→ **DIRECTIONS**
Pull every "diameter" line out of the data below.

┌──

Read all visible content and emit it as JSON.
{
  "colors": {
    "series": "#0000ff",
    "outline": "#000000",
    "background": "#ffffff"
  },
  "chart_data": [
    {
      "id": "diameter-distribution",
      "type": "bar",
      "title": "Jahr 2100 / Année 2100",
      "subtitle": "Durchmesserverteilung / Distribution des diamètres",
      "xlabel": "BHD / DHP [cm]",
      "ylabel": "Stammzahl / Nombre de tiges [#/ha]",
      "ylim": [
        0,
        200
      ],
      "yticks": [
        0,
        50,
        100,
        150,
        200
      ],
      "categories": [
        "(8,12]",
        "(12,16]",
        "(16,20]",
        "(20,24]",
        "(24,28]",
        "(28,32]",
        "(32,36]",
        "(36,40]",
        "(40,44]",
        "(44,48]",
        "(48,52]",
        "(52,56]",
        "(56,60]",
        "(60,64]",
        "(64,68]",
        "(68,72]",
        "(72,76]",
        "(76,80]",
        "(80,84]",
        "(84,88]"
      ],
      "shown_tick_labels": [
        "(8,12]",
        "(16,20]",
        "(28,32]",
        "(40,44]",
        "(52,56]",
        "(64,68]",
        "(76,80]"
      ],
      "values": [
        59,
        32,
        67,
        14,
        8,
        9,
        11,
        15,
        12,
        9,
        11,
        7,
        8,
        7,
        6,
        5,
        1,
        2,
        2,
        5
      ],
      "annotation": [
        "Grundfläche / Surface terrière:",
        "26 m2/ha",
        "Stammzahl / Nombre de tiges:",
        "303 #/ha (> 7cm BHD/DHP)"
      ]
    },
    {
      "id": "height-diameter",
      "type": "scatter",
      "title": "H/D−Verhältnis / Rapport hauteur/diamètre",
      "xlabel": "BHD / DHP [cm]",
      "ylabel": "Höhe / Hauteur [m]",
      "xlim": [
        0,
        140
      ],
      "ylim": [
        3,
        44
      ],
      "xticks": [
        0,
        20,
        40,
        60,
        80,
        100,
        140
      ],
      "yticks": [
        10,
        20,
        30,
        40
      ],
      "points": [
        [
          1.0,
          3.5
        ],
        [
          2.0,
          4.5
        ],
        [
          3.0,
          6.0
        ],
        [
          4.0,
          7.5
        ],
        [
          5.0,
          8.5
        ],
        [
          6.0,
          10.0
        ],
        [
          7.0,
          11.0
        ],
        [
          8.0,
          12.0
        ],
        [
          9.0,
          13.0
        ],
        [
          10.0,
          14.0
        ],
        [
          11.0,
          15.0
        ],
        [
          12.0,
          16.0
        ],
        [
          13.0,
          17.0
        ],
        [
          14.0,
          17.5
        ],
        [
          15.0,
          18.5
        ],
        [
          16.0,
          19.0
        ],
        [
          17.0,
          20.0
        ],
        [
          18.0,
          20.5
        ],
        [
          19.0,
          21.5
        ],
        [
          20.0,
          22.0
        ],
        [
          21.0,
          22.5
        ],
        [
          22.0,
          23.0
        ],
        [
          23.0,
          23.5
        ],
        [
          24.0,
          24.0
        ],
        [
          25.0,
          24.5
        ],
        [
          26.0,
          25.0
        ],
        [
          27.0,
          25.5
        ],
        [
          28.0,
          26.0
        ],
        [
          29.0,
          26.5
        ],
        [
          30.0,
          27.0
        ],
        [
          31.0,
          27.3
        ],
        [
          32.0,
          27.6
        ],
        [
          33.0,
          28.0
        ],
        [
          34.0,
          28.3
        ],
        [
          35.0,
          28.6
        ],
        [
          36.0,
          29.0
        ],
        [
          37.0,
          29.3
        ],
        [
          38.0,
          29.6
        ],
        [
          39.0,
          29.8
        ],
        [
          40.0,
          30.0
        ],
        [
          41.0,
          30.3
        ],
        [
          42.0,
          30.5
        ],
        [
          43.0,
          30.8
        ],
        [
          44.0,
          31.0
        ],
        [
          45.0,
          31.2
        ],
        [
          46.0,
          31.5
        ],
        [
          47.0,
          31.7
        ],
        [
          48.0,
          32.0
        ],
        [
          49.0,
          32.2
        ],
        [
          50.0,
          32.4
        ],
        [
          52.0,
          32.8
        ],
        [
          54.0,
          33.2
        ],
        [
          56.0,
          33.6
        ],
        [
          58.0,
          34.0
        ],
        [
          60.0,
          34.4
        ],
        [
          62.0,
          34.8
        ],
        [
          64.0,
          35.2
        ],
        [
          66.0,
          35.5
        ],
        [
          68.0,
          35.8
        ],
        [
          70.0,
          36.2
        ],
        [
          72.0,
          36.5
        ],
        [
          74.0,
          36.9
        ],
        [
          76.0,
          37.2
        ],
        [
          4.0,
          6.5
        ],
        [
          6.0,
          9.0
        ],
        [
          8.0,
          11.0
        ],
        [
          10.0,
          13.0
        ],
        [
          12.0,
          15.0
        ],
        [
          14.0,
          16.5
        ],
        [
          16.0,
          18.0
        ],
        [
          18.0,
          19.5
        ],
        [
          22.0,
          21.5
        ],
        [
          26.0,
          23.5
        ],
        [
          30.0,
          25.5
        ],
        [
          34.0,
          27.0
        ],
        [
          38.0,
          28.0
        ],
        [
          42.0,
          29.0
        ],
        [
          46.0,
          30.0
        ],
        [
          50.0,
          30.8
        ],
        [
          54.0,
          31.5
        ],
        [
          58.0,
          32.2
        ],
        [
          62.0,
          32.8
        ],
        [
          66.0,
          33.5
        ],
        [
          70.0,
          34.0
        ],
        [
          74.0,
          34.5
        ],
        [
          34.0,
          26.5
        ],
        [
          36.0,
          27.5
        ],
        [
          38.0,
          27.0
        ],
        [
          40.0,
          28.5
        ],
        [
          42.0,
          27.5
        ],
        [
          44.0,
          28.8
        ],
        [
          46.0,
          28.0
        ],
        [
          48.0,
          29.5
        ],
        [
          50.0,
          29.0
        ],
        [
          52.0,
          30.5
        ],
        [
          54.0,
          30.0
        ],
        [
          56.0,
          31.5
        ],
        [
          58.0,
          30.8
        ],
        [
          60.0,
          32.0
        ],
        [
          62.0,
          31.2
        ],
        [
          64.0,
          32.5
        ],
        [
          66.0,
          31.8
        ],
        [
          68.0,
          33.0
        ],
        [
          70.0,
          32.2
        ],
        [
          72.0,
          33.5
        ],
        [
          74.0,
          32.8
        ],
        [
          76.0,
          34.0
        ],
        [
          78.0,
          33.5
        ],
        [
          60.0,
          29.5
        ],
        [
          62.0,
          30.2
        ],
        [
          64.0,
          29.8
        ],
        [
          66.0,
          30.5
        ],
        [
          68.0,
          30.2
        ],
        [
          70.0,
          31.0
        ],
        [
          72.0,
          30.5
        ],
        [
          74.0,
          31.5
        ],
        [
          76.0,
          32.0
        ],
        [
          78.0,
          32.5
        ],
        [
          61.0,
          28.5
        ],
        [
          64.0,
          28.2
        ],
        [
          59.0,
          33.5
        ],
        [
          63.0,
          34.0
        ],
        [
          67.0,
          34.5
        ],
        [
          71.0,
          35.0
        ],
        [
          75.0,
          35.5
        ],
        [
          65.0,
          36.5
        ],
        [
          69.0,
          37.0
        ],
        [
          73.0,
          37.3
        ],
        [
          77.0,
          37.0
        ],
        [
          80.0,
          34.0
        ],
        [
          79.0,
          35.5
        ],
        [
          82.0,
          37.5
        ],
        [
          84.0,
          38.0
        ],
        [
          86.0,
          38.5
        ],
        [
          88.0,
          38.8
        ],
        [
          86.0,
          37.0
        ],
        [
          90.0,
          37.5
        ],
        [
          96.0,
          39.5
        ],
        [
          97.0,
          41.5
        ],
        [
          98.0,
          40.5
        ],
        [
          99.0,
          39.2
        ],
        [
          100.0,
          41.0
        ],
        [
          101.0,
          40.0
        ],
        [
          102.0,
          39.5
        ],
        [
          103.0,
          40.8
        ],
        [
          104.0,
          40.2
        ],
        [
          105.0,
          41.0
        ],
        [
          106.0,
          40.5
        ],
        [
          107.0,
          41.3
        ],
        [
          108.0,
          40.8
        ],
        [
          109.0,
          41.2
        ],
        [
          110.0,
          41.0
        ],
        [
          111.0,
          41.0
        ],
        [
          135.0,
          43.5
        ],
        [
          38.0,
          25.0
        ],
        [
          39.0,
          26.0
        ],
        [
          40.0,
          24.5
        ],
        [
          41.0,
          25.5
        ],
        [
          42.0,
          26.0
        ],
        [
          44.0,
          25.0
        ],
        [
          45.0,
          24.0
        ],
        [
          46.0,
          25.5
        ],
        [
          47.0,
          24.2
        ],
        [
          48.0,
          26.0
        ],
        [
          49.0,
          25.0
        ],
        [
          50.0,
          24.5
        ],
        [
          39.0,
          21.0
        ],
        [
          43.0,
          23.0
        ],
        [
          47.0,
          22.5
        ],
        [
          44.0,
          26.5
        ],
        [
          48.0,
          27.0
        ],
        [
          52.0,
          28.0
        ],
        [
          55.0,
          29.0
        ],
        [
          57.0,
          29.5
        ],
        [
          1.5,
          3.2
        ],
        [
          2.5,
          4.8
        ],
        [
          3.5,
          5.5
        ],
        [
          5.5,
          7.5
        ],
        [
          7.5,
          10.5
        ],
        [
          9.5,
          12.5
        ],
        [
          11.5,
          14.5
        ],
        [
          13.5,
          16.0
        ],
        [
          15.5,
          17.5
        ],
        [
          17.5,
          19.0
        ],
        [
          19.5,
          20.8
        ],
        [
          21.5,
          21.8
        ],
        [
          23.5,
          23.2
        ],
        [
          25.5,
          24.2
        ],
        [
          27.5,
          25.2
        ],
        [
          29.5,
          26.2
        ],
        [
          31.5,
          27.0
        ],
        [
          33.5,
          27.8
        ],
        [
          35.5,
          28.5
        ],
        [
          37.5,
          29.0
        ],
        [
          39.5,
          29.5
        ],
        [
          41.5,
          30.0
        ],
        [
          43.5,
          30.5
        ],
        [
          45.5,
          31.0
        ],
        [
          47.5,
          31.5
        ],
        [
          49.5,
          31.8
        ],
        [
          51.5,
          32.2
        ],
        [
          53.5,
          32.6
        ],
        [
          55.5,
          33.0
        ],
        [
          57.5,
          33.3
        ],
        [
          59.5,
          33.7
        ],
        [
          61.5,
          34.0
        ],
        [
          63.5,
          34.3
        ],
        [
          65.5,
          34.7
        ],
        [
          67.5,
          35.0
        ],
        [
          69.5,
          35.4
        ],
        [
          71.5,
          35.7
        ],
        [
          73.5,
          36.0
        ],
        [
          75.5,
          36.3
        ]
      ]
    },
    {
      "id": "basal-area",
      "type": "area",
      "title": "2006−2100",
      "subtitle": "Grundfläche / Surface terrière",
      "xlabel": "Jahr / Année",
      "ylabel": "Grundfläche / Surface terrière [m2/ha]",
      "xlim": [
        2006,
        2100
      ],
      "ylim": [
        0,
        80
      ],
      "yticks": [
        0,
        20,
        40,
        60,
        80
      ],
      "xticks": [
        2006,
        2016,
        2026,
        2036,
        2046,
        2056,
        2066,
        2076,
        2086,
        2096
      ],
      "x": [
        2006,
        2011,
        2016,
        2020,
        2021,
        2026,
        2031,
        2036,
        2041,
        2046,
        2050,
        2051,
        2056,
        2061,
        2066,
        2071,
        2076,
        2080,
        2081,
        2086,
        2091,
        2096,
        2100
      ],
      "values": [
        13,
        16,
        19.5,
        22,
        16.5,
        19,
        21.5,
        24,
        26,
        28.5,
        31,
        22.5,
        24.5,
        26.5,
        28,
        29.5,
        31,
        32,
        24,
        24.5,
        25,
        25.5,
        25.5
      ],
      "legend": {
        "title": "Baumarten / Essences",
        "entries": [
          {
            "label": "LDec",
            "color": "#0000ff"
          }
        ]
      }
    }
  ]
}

└──

→ **TASK RESPONSE**
      "id": "diameter-distribution",
      "id": "height-diameter",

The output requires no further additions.